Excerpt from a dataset

# # # # # # #

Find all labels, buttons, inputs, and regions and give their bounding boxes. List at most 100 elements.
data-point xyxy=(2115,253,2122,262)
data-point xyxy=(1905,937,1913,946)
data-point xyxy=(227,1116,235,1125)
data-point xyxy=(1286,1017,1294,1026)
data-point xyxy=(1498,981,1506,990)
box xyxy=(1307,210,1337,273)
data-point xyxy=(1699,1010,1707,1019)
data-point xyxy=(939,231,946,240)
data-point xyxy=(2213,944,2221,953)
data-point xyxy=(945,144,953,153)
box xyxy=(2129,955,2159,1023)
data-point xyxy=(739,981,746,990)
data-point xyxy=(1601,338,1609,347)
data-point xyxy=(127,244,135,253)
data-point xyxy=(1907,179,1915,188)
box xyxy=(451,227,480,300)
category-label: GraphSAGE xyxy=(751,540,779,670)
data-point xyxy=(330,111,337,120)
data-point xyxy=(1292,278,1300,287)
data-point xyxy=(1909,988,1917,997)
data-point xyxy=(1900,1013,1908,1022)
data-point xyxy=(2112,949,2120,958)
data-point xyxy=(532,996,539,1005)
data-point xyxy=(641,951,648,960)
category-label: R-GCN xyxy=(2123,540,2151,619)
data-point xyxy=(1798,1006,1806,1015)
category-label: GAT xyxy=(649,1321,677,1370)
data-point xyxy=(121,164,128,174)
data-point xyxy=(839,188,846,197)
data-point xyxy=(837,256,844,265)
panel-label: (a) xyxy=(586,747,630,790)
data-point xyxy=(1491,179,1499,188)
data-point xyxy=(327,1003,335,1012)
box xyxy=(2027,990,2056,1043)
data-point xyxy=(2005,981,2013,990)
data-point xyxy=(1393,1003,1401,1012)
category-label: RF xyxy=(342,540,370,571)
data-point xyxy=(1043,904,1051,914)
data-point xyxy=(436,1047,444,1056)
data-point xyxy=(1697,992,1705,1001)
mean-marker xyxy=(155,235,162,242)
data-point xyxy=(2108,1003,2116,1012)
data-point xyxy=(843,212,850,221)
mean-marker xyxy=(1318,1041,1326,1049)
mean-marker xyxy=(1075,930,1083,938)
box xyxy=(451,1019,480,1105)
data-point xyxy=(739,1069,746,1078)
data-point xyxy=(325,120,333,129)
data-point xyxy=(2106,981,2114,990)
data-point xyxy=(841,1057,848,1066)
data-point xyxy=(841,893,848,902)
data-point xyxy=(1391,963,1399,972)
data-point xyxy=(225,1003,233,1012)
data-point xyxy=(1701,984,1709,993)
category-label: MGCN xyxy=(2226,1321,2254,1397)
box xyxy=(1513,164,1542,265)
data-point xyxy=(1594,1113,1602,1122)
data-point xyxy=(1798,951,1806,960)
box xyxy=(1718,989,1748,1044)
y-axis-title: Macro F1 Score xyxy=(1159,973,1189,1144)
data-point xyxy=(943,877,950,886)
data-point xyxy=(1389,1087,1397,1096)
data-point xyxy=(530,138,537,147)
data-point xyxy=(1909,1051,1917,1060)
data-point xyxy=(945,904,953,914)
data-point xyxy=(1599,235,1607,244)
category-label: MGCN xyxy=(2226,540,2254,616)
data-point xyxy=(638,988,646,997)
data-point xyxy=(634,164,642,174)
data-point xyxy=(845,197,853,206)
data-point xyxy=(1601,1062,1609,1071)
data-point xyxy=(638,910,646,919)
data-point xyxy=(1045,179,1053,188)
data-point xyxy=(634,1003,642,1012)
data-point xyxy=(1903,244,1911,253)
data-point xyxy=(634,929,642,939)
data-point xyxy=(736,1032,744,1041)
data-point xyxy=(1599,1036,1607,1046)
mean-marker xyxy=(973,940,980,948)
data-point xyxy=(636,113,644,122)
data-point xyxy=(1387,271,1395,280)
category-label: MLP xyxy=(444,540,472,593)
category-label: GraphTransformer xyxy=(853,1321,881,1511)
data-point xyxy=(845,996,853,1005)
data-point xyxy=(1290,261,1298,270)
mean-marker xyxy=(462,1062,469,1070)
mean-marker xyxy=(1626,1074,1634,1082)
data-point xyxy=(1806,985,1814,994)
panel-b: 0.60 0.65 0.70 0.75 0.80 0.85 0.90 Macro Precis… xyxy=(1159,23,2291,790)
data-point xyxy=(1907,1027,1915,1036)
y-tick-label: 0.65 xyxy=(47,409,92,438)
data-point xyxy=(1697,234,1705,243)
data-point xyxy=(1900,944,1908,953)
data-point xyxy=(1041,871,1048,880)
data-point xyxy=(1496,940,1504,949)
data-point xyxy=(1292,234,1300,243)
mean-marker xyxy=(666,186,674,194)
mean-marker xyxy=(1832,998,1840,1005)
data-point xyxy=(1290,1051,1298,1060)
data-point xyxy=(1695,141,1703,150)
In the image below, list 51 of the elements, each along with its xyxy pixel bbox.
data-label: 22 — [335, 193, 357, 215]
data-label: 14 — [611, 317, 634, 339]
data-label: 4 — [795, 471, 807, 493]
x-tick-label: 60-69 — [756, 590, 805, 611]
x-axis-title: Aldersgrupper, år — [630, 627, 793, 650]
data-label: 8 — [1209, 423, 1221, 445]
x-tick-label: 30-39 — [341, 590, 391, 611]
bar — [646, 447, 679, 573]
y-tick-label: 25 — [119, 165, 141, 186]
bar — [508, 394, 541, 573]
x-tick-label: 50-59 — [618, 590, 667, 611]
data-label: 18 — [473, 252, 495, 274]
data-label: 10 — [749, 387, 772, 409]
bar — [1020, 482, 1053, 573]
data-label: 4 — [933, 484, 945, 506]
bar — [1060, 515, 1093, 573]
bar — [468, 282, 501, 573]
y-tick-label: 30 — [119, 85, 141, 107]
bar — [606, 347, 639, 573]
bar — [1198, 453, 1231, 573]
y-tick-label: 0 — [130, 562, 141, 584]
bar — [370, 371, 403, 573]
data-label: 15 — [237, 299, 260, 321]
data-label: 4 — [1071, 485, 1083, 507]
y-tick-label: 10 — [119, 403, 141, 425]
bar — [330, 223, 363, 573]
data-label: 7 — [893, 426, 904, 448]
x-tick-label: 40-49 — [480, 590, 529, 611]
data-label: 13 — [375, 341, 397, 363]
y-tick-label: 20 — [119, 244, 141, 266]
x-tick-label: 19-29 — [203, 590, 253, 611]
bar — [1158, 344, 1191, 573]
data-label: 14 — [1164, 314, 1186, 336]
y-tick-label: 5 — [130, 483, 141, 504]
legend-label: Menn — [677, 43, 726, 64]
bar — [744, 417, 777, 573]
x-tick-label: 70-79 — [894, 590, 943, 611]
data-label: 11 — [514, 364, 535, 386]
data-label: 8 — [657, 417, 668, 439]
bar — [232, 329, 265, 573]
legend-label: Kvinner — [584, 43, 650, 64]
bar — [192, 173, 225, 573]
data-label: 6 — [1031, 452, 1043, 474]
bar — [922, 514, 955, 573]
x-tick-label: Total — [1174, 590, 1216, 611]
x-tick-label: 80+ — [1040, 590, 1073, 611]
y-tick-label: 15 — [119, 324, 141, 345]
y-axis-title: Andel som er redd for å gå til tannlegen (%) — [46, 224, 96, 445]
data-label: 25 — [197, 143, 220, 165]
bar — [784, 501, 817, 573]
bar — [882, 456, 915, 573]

# # # # # # #

§ **What is required**
Reproduce every entry above word for word, keeping each line unchanged and in its original order.

§ **Solution below**
Find all labels, buttons, inputs, and regions and give their bounding boxes. List at most 100 elements.
data-point xyxy=(2115,253,2122,262)
data-point xyxy=(1905,937,1913,946)
data-point xyxy=(227,1116,235,1125)
data-point xyxy=(1286,1017,1294,1026)
data-point xyxy=(1498,981,1506,990)
box xyxy=(1307,210,1337,273)
data-point xyxy=(1699,1010,1707,1019)
data-point xyxy=(939,231,946,240)
data-point xyxy=(2213,944,2221,953)
data-point xyxy=(945,144,953,153)
box xyxy=(2129,955,2159,1023)
data-point xyxy=(739,981,746,990)
data-point xyxy=(1601,338,1609,347)
data-point xyxy=(127,244,135,253)
data-point xyxy=(1907,179,1915,188)
box xyxy=(451,227,480,300)
category-label: GraphSAGE xyxy=(751,540,779,670)
data-point xyxy=(330,111,337,120)
data-point xyxy=(1292,278,1300,287)
data-point xyxy=(1909,988,1917,997)
data-point xyxy=(1900,1013,1908,1022)
data-point xyxy=(2112,949,2120,958)
data-point xyxy=(532,996,539,1005)
data-point xyxy=(641,951,648,960)
category-label: R-GCN xyxy=(2123,540,2151,619)
data-point xyxy=(1798,1006,1806,1015)
category-label: GAT xyxy=(649,1321,677,1370)
data-point xyxy=(121,164,128,174)
data-point xyxy=(839,188,846,197)
data-point xyxy=(837,256,844,265)
panel-label: (a) xyxy=(586,747,630,790)
data-point xyxy=(1491,179,1499,188)
data-point xyxy=(327,1003,335,1012)
box xyxy=(2027,990,2056,1043)
data-point xyxy=(2005,981,2013,990)
data-point xyxy=(1393,1003,1401,1012)
category-label: RF xyxy=(342,540,370,571)
data-point xyxy=(1043,904,1051,914)
data-point xyxy=(436,1047,444,1056)
data-point xyxy=(1697,992,1705,1001)
mean-marker xyxy=(155,235,162,242)
data-point xyxy=(2108,1003,2116,1012)
data-point xyxy=(843,212,850,221)
mean-marker xyxy=(1318,1041,1326,1049)
mean-marker xyxy=(1075,930,1083,938)
box xyxy=(451,1019,480,1105)
data-point xyxy=(739,1069,746,1078)
data-point xyxy=(325,120,333,129)
data-point xyxy=(2106,981,2114,990)
data-point xyxy=(841,1057,848,1066)
data-point xyxy=(841,893,848,902)
data-point xyxy=(1391,963,1399,972)
data-point xyxy=(225,1003,233,1012)
data-point xyxy=(1701,984,1709,993)
category-label: MGCN xyxy=(2226,1321,2254,1397)
box xyxy=(1513,164,1542,265)
data-point xyxy=(1594,1113,1602,1122)
data-point xyxy=(1798,951,1806,960)
box xyxy=(1718,989,1748,1044)
y-axis-title: Macro F1 Score xyxy=(1159,973,1189,1144)
data-point xyxy=(943,877,950,886)
data-point xyxy=(1389,1087,1397,1096)
data-point xyxy=(530,138,537,147)
data-point xyxy=(1909,1051,1917,1060)
data-point xyxy=(945,904,953,914)
data-point xyxy=(1599,235,1607,244)
category-label: MGCN xyxy=(2226,540,2254,616)
data-point xyxy=(638,988,646,997)
data-point xyxy=(634,164,642,174)
data-point xyxy=(845,197,853,206)
data-point xyxy=(1601,1062,1609,1071)
data-point xyxy=(638,910,646,919)
data-point xyxy=(1045,179,1053,188)
data-point xyxy=(634,1003,642,1012)
data-point xyxy=(1903,244,1911,253)
data-point xyxy=(634,929,642,939)
data-point xyxy=(736,1032,744,1041)
data-point xyxy=(1599,1036,1607,1046)
mean-marker xyxy=(973,940,980,948)
data-point xyxy=(636,113,644,122)
data-point xyxy=(1387,271,1395,280)
category-label: MLP xyxy=(444,540,472,593)
category-label: GraphTransformer xyxy=(853,1321,881,1511)
data-point xyxy=(845,996,853,1005)
data-point xyxy=(1290,261,1298,270)
mean-marker xyxy=(462,1062,469,1070)
mean-marker xyxy=(1626,1074,1634,1082)
data-point xyxy=(1806,985,1814,994)
panel-b: 0.60 0.65 0.70 0.75 0.80 0.85 0.90 Macro Precis… xyxy=(1159,23,2291,790)
data-point xyxy=(1907,1027,1915,1036)
y-tick-label: 0.65 xyxy=(47,409,92,438)
data-point xyxy=(1697,234,1705,243)
data-point xyxy=(1900,944,1908,953)
data-point xyxy=(1041,871,1048,880)
data-point xyxy=(1496,940,1504,949)
data-point xyxy=(1292,234,1300,243)
mean-marker xyxy=(666,186,674,194)
mean-marker xyxy=(1832,998,1840,1005)
data-point xyxy=(1290,1051,1298,1060)
data-point xyxy=(1695,141,1703,150)
In the image below, list 51 of the elements, each along with its xyxy pixel bbox.
data-label: 22 — [335, 193, 357, 215]
data-label: 14 — [611, 317, 634, 339]
data-label: 4 — [795, 471, 807, 493]
x-tick-label: 60-69 — [756, 590, 805, 611]
x-axis-title: Aldersgrupper, år — [630, 627, 793, 650]
data-label: 8 — [1209, 423, 1221, 445]
x-tick-label: 30-39 — [341, 590, 391, 611]
bar — [646, 447, 679, 573]
y-tick-label: 25 — [119, 165, 141, 186]
bar — [508, 394, 541, 573]
x-tick-label: 50-59 — [618, 590, 667, 611]
data-label: 18 — [473, 252, 495, 274]
data-label: 10 — [749, 387, 772, 409]
bar — [1020, 482, 1053, 573]
data-label: 4 — [933, 484, 945, 506]
bar — [1060, 515, 1093, 573]
bar — [468, 282, 501, 573]
y-tick-label: 30 — [119, 85, 141, 107]
bar — [606, 347, 639, 573]
bar — [1198, 453, 1231, 573]
y-tick-label: 0 — [130, 562, 141, 584]
bar — [370, 371, 403, 573]
data-label: 15 — [237, 299, 260, 321]
data-label: 4 — [1071, 485, 1083, 507]
y-tick-label: 10 — [119, 403, 141, 425]
bar — [330, 223, 363, 573]
data-label: 7 — [893, 426, 904, 448]
x-tick-label: 40-49 — [480, 590, 529, 611]
data-label: 13 — [375, 341, 397, 363]
y-tick-label: 20 — [119, 244, 141, 266]
x-tick-label: 19-29 — [203, 590, 253, 611]
bar — [1158, 344, 1191, 573]
data-label: 14 — [1164, 314, 1186, 336]
y-tick-label: 5 — [130, 483, 141, 504]
legend-label: Menn — [677, 43, 726, 64]
bar — [744, 417, 777, 573]
x-tick-label: 70-79 — [894, 590, 943, 611]
data-label: 11 — [514, 364, 535, 386]
data-label: 8 — [657, 417, 668, 439]
bar — [232, 329, 265, 573]
legend-label: Kvinner — [584, 43, 650, 64]
bar — [192, 173, 225, 573]
data-label: 6 — [1031, 452, 1043, 474]
bar — [922, 514, 955, 573]
x-tick-label: Total — [1174, 590, 1216, 611]
x-tick-label: 80+ — [1040, 590, 1073, 611]
y-tick-label: 15 — [119, 324, 141, 345]
y-axis-title: Andel som er redd for å gå til tannlegen (%) — [46, 224, 96, 445]
data-label: 25 — [197, 143, 220, 165]
bar — [784, 501, 817, 573]
bar — [882, 456, 915, 573]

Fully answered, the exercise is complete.